**PROVIDED MATERIAL**
— Begin —

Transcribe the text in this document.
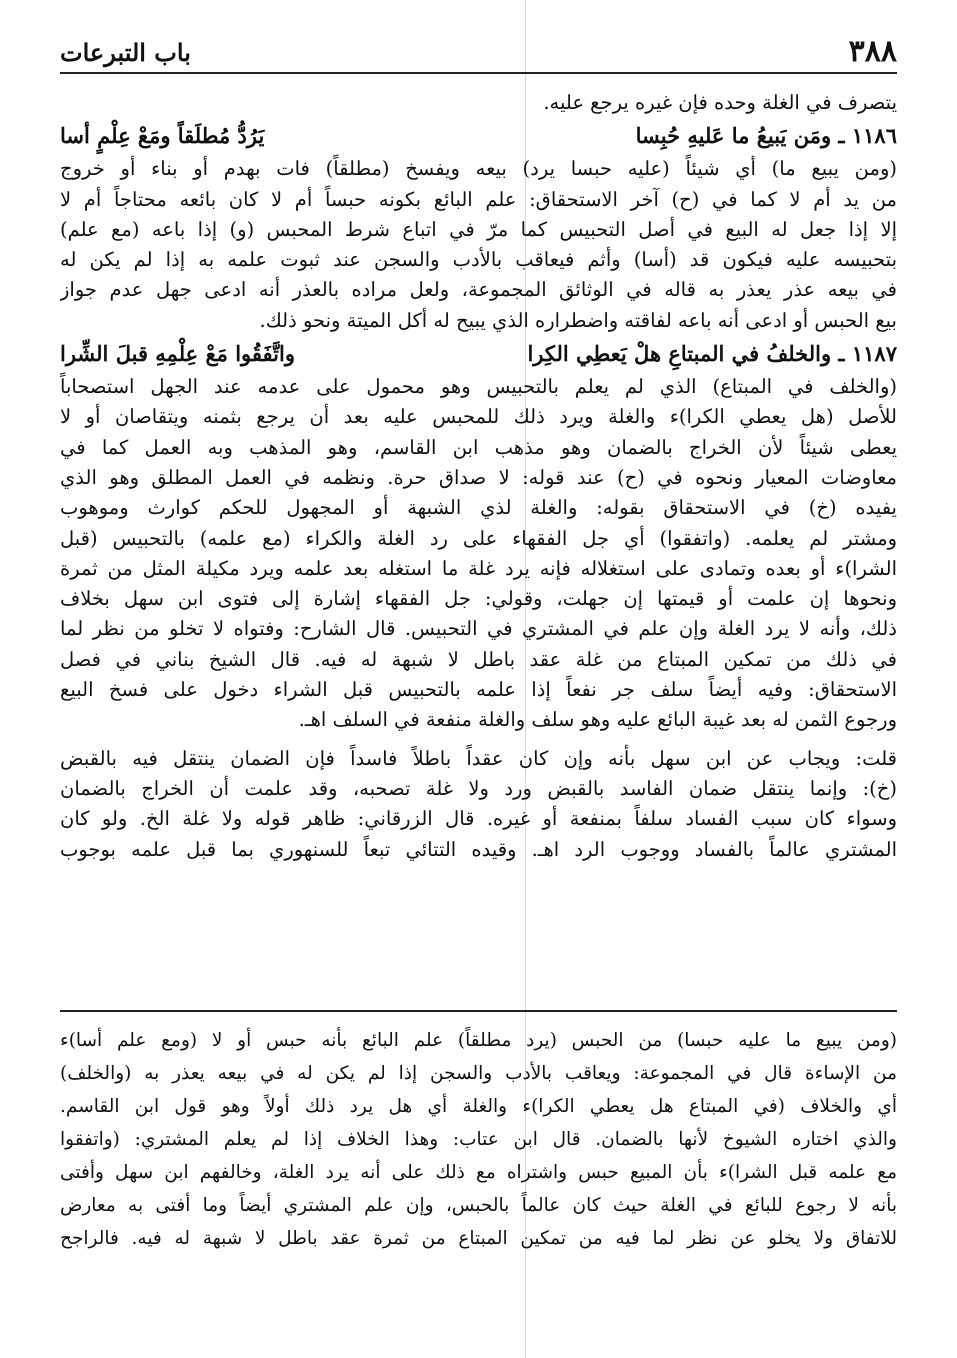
٣٨٨
باب التبرعات
يتصرف في الغلة وحده فإن غيره يرجع عليه.
١١٨٦ ـ ومَن يَبيعُ ما عَليهِ حُبِسا
يَرُدُّ مُطلَقاً ومَعْ عِلْمٍ أسا
(ومن يبيع ما) أي شيئاً (عليه حبسا يرد) بيعه ويفسخ (مطلقاً) فات بهدم أو بناء أو خروج
من يد أم لا كما في (ح) آخر الاستحقاق: علم البائع بكونه حبساً أم لا كان بائعه محتاجاً أم لا
إلا إذا جعل له البيع في أصل التحبيس كما مرّ في اتباع شرط المحبس (و) إذا باعه (مع علم)
بتحبيسه عليه فيكون قد (أسا) وأثم فيعاقب بالأدب والسجن عند ثبوت علمه به إذا لم يكن له
في بيعه عذر يعذر به قاله في الوثائق المجموعة، ولعل مراده بالعذر أنه ادعى جهل عدم جواز
بيع الحبس أو ادعى أنه باعه لفاقته واضطراره الذي يبيح له أكل الميتة ونحو ذلك.
١١٨٧ ـ والخلفُ في المبتاعِ هلْ يَعطِي الكِرا
واتَّفَقُوا مَعْ عِلْمِهِ قبلَ الشِّرا
(والخلف في المبتاع) الذي لم يعلم بالتحبيس وهو محمول على عدمه عند الجهل استصحاباً
للأصل (هل يعطي الكرا)ء والغلة ويرد ذلك للمحبس عليه بعد أن يرجع بثمنه ويتقاصان أو لا
يعطى شيئاً لأن الخراج بالضمان وهو مذهب ابن القاسم، وهو المذهب وبه العمل كما في
معاوضات المعيار ونحوه في (ح) عند قوله: لا صداق حرة. ونظمه في العمل المطلق وهو الذي
يفيده (خ) في الاستحقاق بقوله: والغلة لذي الشبهة أو المجهول للحكم كوارث وموهوب
ومشتر لم يعلمه. (واتفقوا) أي جل الفقهاء على رد الغلة والكراء (مع علمه) بالتحبيس (قبل
الشرا)ء أو بعده وتمادى على استغلاله فإنه يرد غلة ما استغله بعد علمه ويرد مكيلة المثل من ثمرة
ونحوها إن علمت أو قيمتها إن جهلت، وقولي: جل الفقهاء إشارة إلى فتوى ابن سهل بخلاف
ذلك، وأنه لا يرد الغلة وإن علم في المشتري في التحبيس. قال الشارح: وفتواه لا تخلو من نظر لما
في ذلك من تمكين المبتاع من غلة عقد باطل لا شبهة له فيه. قال الشيخ بناني في فصل
الاستحقاق: وفيه أيضاً سلف جر نفعاً إذا علمه بالتحبيس قبل الشراء دخول على فسخ البيع
ورجوع الثمن له بعد غيبة البائع عليه وهو سلف والغلة منفعة في السلف اهـ.
قلت: ويجاب عن ابن سهل بأنه وإن كان عقداً باطلاً فاسداً فإن الضمان ينتقل فيه بالقبض
(خ): وإنما ينتقل ضمان الفاسد بالقبض ورد ولا غلة تصحبه، وقد علمت أن الخراج بالضمان
وسواء كان سبب الفساد سلفاً بمنفعة أو غيره. قال الزرقاني: ظاهر قوله ولا غلة الخ. ولو كان
المشتري عالماً بالفساد ووجوب الرد اهـ. وقيده التتائي تبعاً للسنهوري بما قبل علمه بوجوب
(ومن يبيع ما عليه حبسا) من الحبس (يرد مطلقاً) علم البائع بأنه حبس أو لا (ومع علم أسا)ء
من الإساءة قال في المجموعة: ويعاقب بالأدب والسجن إذا لم يكن له في بيعه يعذر به (والخلف)
أي والخلاف (في المبتاع هل يعطي الكرا)ء والغلة أي هل يرد ذلك أولاً وهو قول ابن القاسم.
والذي اختاره الشيوخ لأنها بالضمان. قال ابن عتاب: وهذا الخلاف إذا لم يعلم المشتري: (واتفقوا
مع علمه قبل الشرا)ء بأن المبيع حبس واشتراه مع ذلك على أنه يرد الغلة، وخالفهم ابن سهل وأفتى
بأنه لا رجوع للبائع في الغلة حيث كان عالماً بالحبس، وإن علم المشتري أيضاً وما أفتى به معارض
للاتفاق ولا يخلو عن نظر لما فيه من تمكين المبتاع من ثمرة عقد باطل لا شبهة له فيه. فالراجح
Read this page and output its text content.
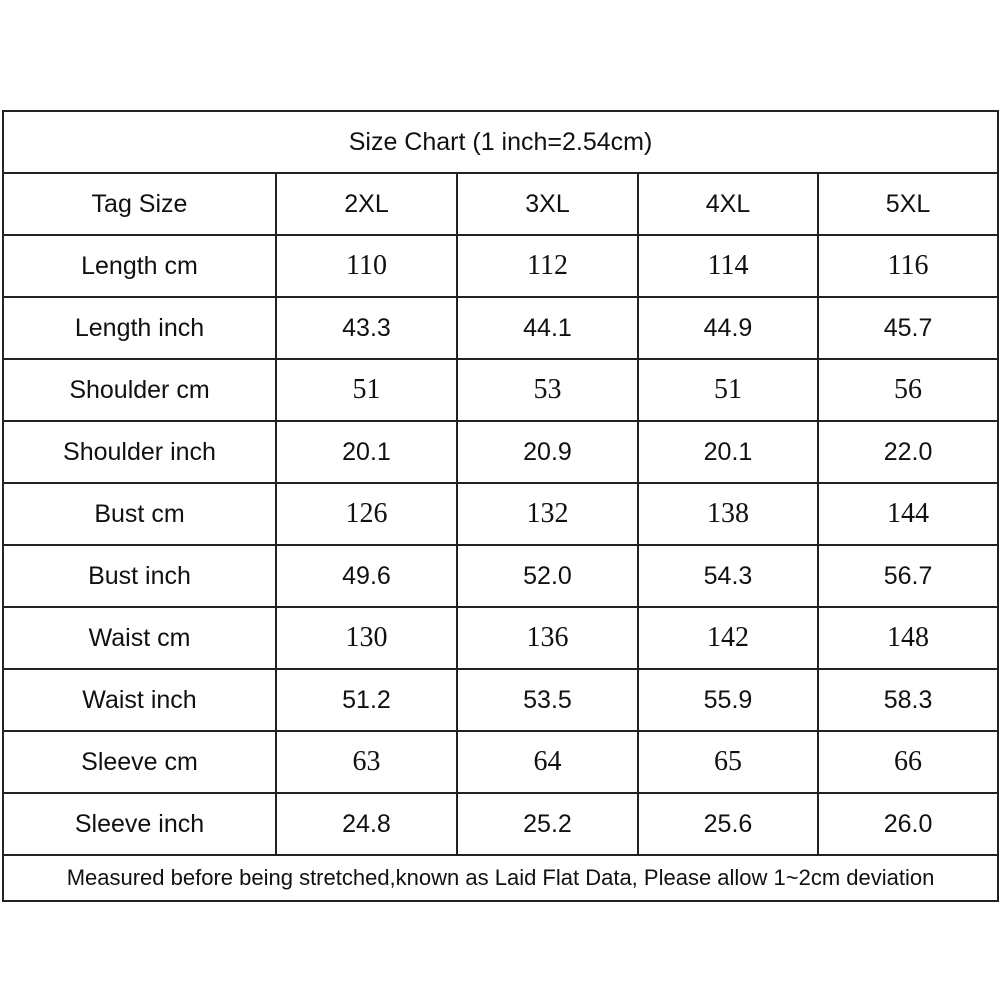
Size Chart (1 inch=2.54cm)				
Tag Size	2XL	3XL	4XL	5XL
Length cm	110	112	114	116
Length inch	43.3	44.1	44.9	45.7
Shoulder cm	51	53	51	56
Shoulder inch	20.1	20.9	20.1	22.0
Bust cm	126	132	138	144
Bust inch	49.6	52.0	54.3	56.7
Waist cm	130	136	142	148
Waist inch	51.2	53.5	55.9	58.3
Sleeve cm	63	64	65	66
Sleeve inch	24.8	25.2	25.6	26.0
Measured before being stretched,known as Laid Flat Data, Please allow 1~2cm deviation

— End —

**SHORT PROBLEM**
Take the records above from the line with "Read this page and output its text content." down to their last line and please copy those lines exactly, without the pictures.

**TASK RESPONSE**
Read this page and output its text content.
Size Chart (1 inch=2.54cm)				
Tag Size	2XL	3XL	4XL	5XL
Length cm	110	112	114	116
Length inch	43.3	44.1	44.9	45.7
Shoulder cm	51	53	51	56
Shoulder inch	20.1	20.9	20.1	22.0
Bust cm	126	132	138	144
Bust inch	49.6	52.0	54.3	56.7
Waist cm	130	136	142	148
Waist inch	51.2	53.5	55.9	58.3
Sleeve cm	63	64	65	66
Sleeve inch	24.8	25.2	25.6	26.0
Measured before being stretched,known as Laid Flat Data, Please allow 1~2cm deviation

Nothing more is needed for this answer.